[Data entries]
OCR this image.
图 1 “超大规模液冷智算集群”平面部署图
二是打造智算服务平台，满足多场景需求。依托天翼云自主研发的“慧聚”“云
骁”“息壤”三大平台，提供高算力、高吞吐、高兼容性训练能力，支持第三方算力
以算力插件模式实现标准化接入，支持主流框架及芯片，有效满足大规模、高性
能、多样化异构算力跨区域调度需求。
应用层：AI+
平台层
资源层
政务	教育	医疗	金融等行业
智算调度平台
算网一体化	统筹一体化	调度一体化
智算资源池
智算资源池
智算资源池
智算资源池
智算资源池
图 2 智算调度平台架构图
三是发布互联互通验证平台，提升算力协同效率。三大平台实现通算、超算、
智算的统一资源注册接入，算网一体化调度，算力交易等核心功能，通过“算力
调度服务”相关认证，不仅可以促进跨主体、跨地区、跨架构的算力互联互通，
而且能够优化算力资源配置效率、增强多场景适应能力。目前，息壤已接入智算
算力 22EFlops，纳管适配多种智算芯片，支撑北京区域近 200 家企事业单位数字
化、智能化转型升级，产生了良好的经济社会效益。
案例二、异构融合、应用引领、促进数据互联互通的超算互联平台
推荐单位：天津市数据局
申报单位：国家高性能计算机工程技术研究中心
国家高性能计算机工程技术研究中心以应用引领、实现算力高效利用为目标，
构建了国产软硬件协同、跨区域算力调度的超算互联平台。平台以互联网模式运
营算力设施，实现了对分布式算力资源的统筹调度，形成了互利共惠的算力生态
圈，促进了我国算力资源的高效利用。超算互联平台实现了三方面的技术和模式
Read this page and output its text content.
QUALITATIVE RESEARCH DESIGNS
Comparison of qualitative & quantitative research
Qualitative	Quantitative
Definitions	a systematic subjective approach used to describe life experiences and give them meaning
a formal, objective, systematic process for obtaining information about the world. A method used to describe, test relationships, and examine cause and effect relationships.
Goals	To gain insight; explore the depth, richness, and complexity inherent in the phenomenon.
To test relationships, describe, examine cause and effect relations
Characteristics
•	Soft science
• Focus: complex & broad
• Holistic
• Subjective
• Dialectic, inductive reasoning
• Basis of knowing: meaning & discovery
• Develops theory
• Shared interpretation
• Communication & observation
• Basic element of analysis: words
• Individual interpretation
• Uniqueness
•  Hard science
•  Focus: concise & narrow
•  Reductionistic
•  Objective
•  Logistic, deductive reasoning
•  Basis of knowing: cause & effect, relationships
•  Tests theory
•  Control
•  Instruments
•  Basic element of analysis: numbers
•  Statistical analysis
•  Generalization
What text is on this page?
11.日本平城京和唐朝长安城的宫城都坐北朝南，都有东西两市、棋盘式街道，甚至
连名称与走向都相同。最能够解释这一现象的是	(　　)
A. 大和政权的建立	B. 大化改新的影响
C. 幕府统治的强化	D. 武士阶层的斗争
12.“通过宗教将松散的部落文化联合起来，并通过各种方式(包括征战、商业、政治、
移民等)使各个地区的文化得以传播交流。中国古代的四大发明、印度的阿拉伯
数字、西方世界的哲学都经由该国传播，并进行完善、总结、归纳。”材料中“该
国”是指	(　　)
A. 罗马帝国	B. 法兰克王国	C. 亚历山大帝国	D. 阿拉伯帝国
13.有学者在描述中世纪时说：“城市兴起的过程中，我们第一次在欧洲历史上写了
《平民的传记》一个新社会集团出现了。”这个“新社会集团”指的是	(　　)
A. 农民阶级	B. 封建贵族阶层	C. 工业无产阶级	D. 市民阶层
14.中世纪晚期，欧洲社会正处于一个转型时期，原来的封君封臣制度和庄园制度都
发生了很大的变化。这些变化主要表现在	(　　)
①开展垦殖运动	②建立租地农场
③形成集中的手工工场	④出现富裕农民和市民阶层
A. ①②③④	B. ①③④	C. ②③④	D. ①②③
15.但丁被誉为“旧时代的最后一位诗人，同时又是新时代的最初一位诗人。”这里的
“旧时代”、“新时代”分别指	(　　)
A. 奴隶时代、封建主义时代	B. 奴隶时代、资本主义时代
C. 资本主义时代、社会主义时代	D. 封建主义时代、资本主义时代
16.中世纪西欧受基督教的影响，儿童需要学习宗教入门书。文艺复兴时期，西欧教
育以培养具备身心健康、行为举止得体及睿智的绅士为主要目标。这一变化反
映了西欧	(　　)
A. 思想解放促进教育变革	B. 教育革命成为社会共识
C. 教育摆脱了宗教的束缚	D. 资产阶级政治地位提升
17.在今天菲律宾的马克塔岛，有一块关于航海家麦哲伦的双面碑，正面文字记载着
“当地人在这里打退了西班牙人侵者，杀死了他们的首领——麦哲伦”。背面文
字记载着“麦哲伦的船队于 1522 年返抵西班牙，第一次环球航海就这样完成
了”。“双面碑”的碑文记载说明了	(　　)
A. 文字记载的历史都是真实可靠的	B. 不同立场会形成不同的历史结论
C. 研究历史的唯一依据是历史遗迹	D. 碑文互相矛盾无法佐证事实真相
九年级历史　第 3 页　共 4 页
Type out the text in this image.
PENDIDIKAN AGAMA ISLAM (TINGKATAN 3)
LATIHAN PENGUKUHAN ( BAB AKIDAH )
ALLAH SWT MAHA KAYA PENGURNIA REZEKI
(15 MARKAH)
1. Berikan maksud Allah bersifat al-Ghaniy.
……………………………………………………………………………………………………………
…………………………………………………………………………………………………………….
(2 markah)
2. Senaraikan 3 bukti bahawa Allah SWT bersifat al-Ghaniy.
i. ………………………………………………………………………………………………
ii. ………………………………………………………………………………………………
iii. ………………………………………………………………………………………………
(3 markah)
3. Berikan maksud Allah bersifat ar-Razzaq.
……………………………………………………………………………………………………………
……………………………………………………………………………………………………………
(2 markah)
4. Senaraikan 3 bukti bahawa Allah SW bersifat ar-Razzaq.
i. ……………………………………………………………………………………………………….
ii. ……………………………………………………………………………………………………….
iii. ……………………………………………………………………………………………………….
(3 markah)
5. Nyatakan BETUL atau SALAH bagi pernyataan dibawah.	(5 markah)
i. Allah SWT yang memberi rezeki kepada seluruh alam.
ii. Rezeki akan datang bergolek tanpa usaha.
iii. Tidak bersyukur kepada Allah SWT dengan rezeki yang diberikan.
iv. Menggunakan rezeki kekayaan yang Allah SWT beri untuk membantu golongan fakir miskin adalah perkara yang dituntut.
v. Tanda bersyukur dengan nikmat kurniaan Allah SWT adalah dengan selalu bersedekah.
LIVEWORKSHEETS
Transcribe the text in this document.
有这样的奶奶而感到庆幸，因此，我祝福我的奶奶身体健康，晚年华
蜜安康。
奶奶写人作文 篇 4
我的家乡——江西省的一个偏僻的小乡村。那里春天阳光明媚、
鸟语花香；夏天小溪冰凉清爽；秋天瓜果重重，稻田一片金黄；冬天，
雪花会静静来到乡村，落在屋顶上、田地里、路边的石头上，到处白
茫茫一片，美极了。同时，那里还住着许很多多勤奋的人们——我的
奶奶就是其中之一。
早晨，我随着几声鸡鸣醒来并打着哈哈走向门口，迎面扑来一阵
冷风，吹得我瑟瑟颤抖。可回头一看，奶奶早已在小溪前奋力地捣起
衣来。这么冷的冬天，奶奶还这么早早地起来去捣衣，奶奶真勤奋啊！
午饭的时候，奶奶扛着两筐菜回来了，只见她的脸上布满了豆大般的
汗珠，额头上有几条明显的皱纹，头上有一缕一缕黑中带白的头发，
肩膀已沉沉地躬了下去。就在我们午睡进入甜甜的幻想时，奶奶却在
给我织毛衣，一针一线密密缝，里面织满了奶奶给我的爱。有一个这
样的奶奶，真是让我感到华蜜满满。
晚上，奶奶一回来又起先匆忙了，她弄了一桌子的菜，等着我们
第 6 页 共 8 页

● EXERCISE INSTRUCTIONS: Please return the data above exactly as given.

● SOLUTION TO THE EXERCISE:
OCR this image.
图 1 “超大规模液冷智算集群”平面部署图
二是打造智算服务平台，满足多场景需求。依托天翼云自主研发的“慧聚”“云
骁”“息壤”三大平台，提供高算力、高吞吐、高兼容性训练能力，支持第三方算力
以算力插件模式实现标准化接入，支持主流框架及芯片，有效满足大规模、高性
能、多样化异构算力跨区域调度需求。
应用层：AI+
平台层
资源层
政务	教育	医疗	金融等行业
智算调度平台
算网一体化	统筹一体化	调度一体化
智算资源池
智算资源池
智算资源池
智算资源池
智算资源池
图 2 智算调度平台架构图
三是发布互联互通验证平台，提升算力协同效率。三大平台实现通算、超算、
智算的统一资源注册接入，算网一体化调度，算力交易等核心功能，通过“算力
调度服务”相关认证，不仅可以促进跨主体、跨地区、跨架构的算力互联互通，
而且能够优化算力资源配置效率、增强多场景适应能力。目前，息壤已接入智算
算力 22EFlops，纳管适配多种智算芯片，支撑北京区域近 200 家企事业单位数字
化、智能化转型升级，产生了良好的经济社会效益。
案例二、异构融合、应用引领、促进数据互联互通的超算互联平台
推荐单位：天津市数据局
申报单位：国家高性能计算机工程技术研究中心
国家高性能计算机工程技术研究中心以应用引领、实现算力高效利用为目标，
构建了国产软硬件协同、跨区域算力调度的超算互联平台。平台以互联网模式运
营算力设施，实现了对分布式算力资源的统筹调度，形成了互利共惠的算力生态
圈，促进了我国算力资源的高效利用。超算互联平台实现了三方面的技术和模式
Read this page and output its text content.
QUALITATIVE RESEARCH DESIGNS
Comparison of qualitative & quantitative research
Qualitative	Quantitative
Definitions	a systematic subjective approach used to describe life experiences and give them meaning
a formal, objective, systematic process for obtaining information about the world. A method used to describe, test relationships, and examine cause and effect relationships.
Goals	To gain insight; explore the depth, richness, and complexity inherent in the phenomenon.
To test relationships, describe, examine cause and effect relations
Characteristics
•	Soft science
• Focus: complex & broad
• Holistic
• Subjective
• Dialectic, inductive reasoning
• Basis of knowing: meaning & discovery
• Develops theory
• Shared interpretation
• Communication & observation
• Basic element of analysis: words
• Individual interpretation
• Uniqueness
•  Hard science
•  Focus: concise & narrow
•  Reductionistic
•  Objective
•  Logistic, deductive reasoning
•  Basis of knowing: cause & effect, relationships
•  Tests theory
•  Control
•  Instruments
•  Basic element of analysis: numbers
•  Statistical analysis
•  Generalization
What text is on this page?
11.日本平城京和唐朝长安城的宫城都坐北朝南，都有东西两市、棋盘式街道，甚至
连名称与走向都相同。最能够解释这一现象的是	(　　)
A. 大和政权的建立	B. 大化改新的影响
C. 幕府统治的强化	D. 武士阶层的斗争
12.“通过宗教将松散的部落文化联合起来，并通过各种方式(包括征战、商业、政治、
移民等)使各个地区的文化得以传播交流。中国古代的四大发明、印度的阿拉伯
数字、西方世界的哲学都经由该国传播，并进行完善、总结、归纳。”材料中“该
国”是指	(　　)
A. 罗马帝国	B. 法兰克王国	C. 亚历山大帝国	D. 阿拉伯帝国
13.有学者在描述中世纪时说：“城市兴起的过程中，我们第一次在欧洲历史上写了
《平民的传记》一个新社会集团出现了。”这个“新社会集团”指的是	(　　)
A. 农民阶级	B. 封建贵族阶层	C. 工业无产阶级	D. 市民阶层
14.中世纪晚期，欧洲社会正处于一个转型时期，原来的封君封臣制度和庄园制度都
发生了很大的变化。这些变化主要表现在	(　　)
①开展垦殖运动	②建立租地农场
③形成集中的手工工场	④出现富裕农民和市民阶层
A. ①②③④	B. ①③④	C. ②③④	D. ①②③
15.但丁被誉为“旧时代的最后一位诗人，同时又是新时代的最初一位诗人。”这里的
“旧时代”、“新时代”分别指	(　　)
A. 奴隶时代、封建主义时代	B. 奴隶时代、资本主义时代
C. 资本主义时代、社会主义时代	D. 封建主义时代、资本主义时代
16.中世纪西欧受基督教的影响，儿童需要学习宗教入门书。文艺复兴时期，西欧教
育以培养具备身心健康、行为举止得体及睿智的绅士为主要目标。这一变化反
映了西欧	(　　)
A. 思想解放促进教育变革	B. 教育革命成为社会共识
C. 教育摆脱了宗教的束缚	D. 资产阶级政治地位提升
17.在今天菲律宾的马克塔岛，有一块关于航海家麦哲伦的双面碑，正面文字记载着
“当地人在这里打退了西班牙人侵者，杀死了他们的首领——麦哲伦”。背面文
字记载着“麦哲伦的船队于 1522 年返抵西班牙，第一次环球航海就这样完成
了”。“双面碑”的碑文记载说明了	(　　)
A. 文字记载的历史都是真实可靠的	B. 不同立场会形成不同的历史结论
C. 研究历史的唯一依据是历史遗迹	D. 碑文互相矛盾无法佐证事实真相
九年级历史　第 3 页　共 4 页
Type out the text in this image.
PENDIDIKAN AGAMA ISLAM (TINGKATAN 3)
LATIHAN PENGUKUHAN ( BAB AKIDAH )
ALLAH SWT MAHA KAYA PENGURNIA REZEKI
(15 MARKAH)
1. Berikan maksud Allah bersifat al-Ghaniy.
……………………………………………………………………………………………………………
…………………………………………………………………………………………………………….
(2 markah)
2. Senaraikan 3 bukti bahawa Allah SWT bersifat al-Ghaniy.
i. ………………………………………………………………………………………………
ii. ………………………………………………………………………………………………
iii. ………………………………………………………………………………………………
(3 markah)
3. Berikan maksud Allah bersifat ar-Razzaq.
……………………………………………………………………………………………………………
……………………………………………………………………………………………………………
(2 markah)
4. Senaraikan 3 bukti bahawa Allah SW bersifat ar-Razzaq.
i. ……………………………………………………………………………………………………….
ii. ……………………………………………………………………………………………………….
iii. ……………………………………………………………………………………………………….
(3 markah)
5. Nyatakan BETUL atau SALAH bagi pernyataan dibawah.	(5 markah)
i. Allah SWT yang memberi rezeki kepada seluruh alam.
ii. Rezeki akan datang bergolek tanpa usaha.
iii. Tidak bersyukur kepada Allah SWT dengan rezeki yang diberikan.
iv. Menggunakan rezeki kekayaan yang Allah SWT beri untuk membantu golongan fakir miskin adalah perkara yang dituntut.
v. Tanda bersyukur dengan nikmat kurniaan Allah SWT adalah dengan selalu bersedekah.
LIVEWORKSHEETS
Transcribe the text in this document.
有这样的奶奶而感到庆幸，因此，我祝福我的奶奶身体健康，晚年华
蜜安康。
奶奶写人作文 篇 4
我的家乡——江西省的一个偏僻的小乡村。那里春天阳光明媚、
鸟语花香；夏天小溪冰凉清爽；秋天瓜果重重，稻田一片金黄；冬天，
雪花会静静来到乡村，落在屋顶上、田地里、路边的石头上，到处白
茫茫一片，美极了。同时，那里还住着许很多多勤奋的人们——我的
奶奶就是其中之一。
早晨，我随着几声鸡鸣醒来并打着哈哈走向门口，迎面扑来一阵
冷风，吹得我瑟瑟颤抖。可回头一看，奶奶早已在小溪前奋力地捣起
衣来。这么冷的冬天，奶奶还这么早早地起来去捣衣，奶奶真勤奋啊！
午饭的时候，奶奶扛着两筐菜回来了，只见她的脸上布满了豆大般的
汗珠，额头上有几条明显的皱纹，头上有一缕一缕黑中带白的头发，
肩膀已沉沉地躬了下去。就在我们午睡进入甜甜的幻想时，奶奶却在
给我织毛衣，一针一线密密缝，里面织满了奶奶给我的爱。有一个这
样的奶奶，真是让我感到华蜜满满。
晚上，奶奶一回来又起先匆忙了，她弄了一桌子的菜，等着我们
第 6 页 共 8 页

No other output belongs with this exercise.